----- DATASET EXCERPTS

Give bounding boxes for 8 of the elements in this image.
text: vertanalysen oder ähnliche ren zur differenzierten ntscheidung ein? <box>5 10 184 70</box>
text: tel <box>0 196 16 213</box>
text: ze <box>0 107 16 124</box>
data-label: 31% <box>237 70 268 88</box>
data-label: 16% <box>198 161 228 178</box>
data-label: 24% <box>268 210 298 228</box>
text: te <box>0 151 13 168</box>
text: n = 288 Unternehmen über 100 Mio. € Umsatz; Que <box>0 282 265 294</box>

----------
----- DATASET EXCERPTS

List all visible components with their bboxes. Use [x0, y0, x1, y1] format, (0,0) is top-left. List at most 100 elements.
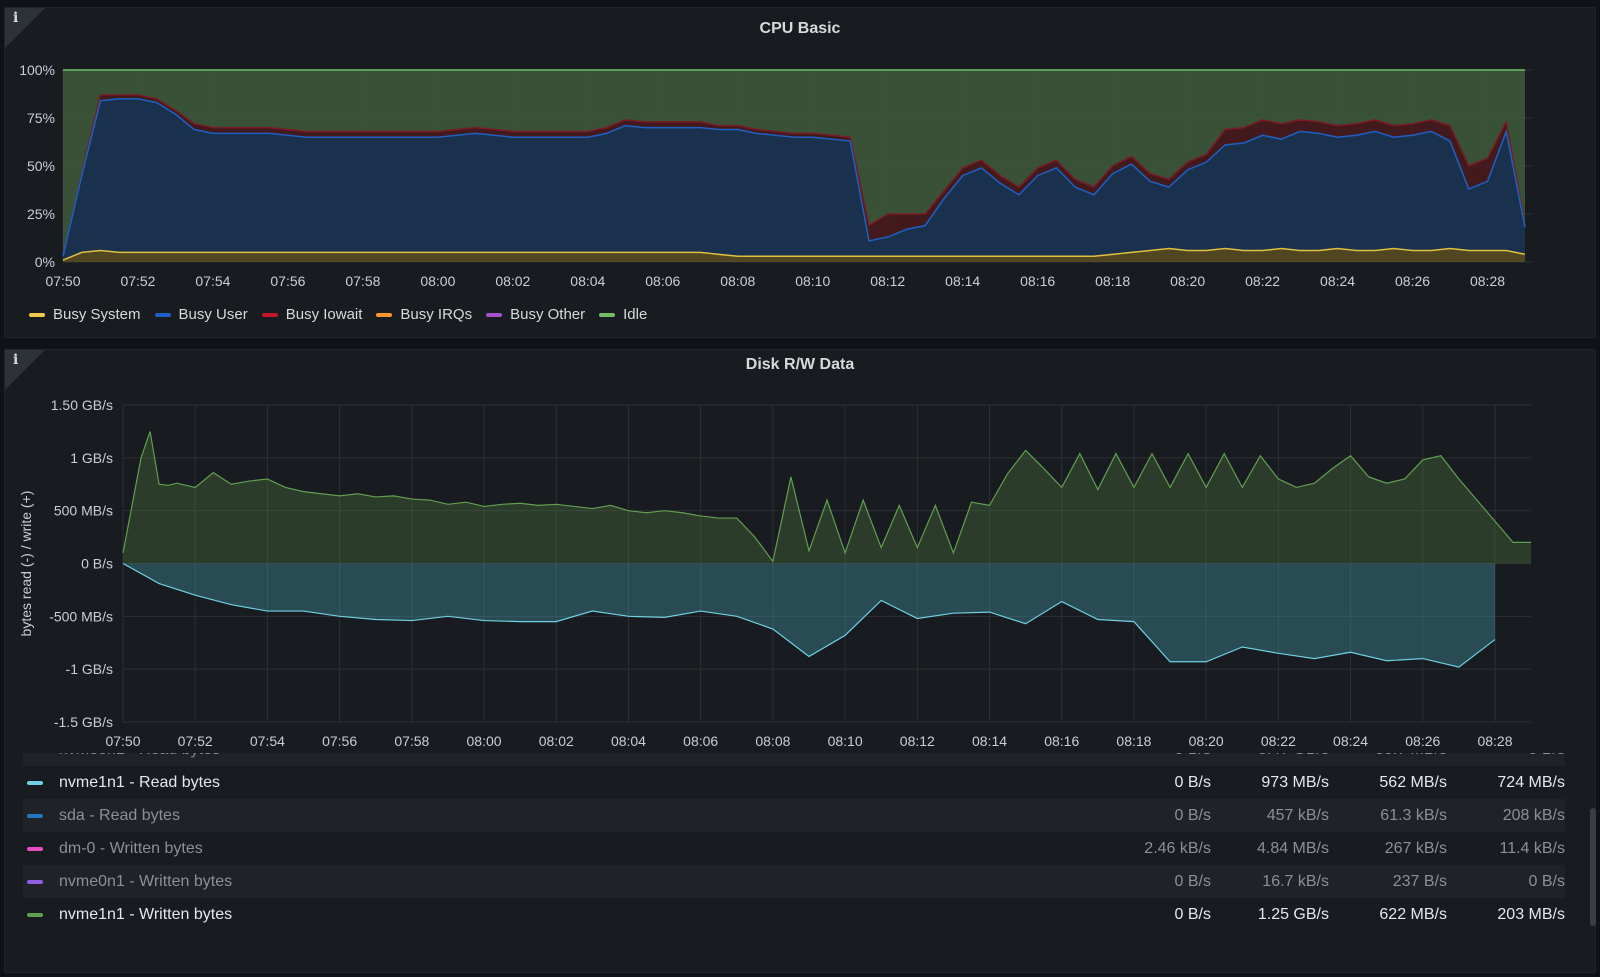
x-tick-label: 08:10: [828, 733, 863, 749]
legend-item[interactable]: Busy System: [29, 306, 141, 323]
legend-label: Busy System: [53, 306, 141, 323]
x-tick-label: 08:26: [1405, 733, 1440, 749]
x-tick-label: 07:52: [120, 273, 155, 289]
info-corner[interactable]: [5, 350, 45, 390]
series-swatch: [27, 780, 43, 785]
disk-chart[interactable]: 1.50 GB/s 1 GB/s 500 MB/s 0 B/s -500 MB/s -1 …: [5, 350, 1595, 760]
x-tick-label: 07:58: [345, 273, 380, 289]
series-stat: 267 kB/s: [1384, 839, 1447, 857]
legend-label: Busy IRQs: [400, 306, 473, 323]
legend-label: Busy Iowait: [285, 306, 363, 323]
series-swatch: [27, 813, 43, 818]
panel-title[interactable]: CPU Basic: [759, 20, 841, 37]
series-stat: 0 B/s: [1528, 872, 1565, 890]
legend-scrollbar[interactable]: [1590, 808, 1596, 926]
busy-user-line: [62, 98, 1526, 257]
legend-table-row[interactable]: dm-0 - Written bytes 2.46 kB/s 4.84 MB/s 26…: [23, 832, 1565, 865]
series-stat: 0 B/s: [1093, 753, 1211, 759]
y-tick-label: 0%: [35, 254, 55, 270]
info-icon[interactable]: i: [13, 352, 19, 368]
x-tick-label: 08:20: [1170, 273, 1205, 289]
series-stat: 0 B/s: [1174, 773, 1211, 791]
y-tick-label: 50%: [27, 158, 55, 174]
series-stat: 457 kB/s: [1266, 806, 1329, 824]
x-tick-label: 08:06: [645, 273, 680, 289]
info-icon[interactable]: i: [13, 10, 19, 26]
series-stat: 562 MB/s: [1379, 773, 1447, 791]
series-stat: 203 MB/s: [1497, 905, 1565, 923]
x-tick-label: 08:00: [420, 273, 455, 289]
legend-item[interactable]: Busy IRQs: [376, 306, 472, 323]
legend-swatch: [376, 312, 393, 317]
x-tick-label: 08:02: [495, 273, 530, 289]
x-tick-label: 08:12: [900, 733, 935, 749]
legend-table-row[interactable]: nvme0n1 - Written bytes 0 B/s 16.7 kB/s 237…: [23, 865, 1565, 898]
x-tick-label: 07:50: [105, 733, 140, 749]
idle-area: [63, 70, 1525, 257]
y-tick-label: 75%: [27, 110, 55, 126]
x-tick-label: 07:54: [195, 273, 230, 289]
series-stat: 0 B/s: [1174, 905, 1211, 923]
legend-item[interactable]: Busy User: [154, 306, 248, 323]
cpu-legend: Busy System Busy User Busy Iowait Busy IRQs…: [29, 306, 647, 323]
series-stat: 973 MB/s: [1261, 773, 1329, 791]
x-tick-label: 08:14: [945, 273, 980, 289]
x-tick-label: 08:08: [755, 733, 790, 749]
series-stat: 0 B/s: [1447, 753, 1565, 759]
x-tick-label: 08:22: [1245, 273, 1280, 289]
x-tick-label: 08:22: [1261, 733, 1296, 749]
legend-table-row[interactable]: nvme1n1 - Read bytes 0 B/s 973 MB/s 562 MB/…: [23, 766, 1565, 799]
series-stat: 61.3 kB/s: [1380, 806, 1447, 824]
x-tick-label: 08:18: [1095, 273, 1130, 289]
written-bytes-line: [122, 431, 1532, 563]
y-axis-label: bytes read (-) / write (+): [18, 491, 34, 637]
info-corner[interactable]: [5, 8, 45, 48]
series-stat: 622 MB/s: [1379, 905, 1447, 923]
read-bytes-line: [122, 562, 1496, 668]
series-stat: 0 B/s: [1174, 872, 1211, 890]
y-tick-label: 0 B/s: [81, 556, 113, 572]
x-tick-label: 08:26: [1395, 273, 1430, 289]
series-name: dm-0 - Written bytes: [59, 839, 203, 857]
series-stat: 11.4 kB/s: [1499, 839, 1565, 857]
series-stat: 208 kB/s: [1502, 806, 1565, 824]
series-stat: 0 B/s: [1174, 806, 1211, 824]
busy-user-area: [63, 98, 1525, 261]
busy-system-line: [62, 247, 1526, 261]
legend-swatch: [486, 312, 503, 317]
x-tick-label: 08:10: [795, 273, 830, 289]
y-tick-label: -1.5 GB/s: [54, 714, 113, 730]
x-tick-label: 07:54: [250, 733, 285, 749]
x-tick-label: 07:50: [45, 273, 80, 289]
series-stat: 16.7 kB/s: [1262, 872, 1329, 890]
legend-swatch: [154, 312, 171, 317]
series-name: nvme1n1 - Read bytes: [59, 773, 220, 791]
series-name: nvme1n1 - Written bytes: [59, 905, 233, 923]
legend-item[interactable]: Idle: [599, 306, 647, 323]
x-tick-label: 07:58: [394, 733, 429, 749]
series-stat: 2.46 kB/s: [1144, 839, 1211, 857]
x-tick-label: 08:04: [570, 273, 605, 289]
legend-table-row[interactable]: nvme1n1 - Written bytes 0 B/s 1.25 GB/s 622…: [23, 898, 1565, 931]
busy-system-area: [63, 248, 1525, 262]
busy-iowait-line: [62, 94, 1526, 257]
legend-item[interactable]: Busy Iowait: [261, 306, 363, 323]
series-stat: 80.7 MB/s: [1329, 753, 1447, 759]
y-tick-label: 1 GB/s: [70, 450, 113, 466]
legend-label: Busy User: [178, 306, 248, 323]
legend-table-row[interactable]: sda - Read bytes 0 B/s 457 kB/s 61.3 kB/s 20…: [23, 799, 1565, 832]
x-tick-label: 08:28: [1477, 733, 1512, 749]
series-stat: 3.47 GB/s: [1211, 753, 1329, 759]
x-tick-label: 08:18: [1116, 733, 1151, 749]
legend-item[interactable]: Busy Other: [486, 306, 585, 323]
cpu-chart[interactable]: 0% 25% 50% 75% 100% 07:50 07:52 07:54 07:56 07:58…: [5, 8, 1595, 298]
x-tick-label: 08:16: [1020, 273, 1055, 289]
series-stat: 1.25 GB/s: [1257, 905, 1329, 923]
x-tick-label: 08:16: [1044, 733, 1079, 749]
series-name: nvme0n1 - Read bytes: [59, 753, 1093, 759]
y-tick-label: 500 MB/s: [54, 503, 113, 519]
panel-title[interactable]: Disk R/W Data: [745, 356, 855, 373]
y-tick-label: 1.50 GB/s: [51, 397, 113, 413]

----------
----- DATASET EXCERPTS

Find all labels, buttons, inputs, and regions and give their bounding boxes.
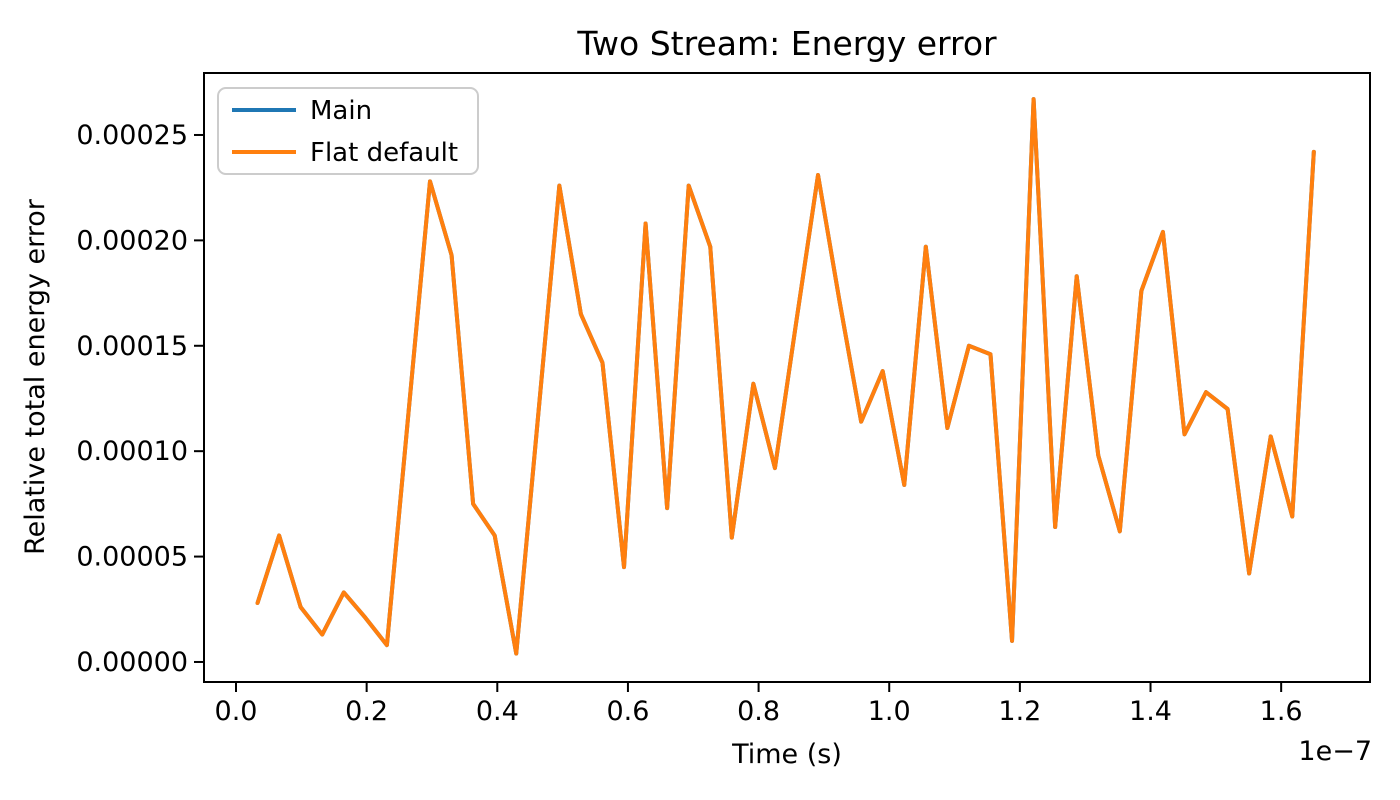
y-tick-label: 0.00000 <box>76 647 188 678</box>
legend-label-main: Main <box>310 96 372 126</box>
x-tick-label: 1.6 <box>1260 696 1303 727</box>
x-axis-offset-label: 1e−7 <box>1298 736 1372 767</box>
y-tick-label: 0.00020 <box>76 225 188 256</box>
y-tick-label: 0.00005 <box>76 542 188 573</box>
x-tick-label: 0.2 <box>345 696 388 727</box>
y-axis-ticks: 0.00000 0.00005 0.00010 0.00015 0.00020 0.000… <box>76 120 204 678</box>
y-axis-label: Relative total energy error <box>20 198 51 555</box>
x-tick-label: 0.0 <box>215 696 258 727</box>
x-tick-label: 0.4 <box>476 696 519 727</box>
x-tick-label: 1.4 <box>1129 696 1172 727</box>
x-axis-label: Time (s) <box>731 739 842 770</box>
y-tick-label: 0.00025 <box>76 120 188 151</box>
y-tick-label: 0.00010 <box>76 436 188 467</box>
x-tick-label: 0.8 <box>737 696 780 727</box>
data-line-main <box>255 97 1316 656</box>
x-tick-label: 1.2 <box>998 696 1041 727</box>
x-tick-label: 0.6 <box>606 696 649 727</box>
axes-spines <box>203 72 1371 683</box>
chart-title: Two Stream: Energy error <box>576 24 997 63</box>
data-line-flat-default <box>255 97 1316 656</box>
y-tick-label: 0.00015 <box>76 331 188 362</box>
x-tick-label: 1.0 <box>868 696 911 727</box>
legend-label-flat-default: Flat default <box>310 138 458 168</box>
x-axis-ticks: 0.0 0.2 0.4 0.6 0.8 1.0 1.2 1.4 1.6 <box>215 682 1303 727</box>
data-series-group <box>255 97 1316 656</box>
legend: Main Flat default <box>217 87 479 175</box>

----------

Reproduce word for word the data lines above, starting with the line that contains "x-tick-label: 08:10: [828, 733, 863, 749]" and going on through the line that contains "series-swatch: [27, 780, 43, 785]", both included.

x-tick-label: 08:10: [828, 733, 863, 749]
legend-item[interactable]: Busy System: [29, 306, 141, 323]
legend-label: Busy System: [53, 306, 141, 323]
x-tick-label: 08:26: [1405, 733, 1440, 749]
x-tick-label: 07:52: [120, 273, 155, 289]
info-corner[interactable]: [5, 350, 45, 390]
series-swatch: [27, 780, 43, 785]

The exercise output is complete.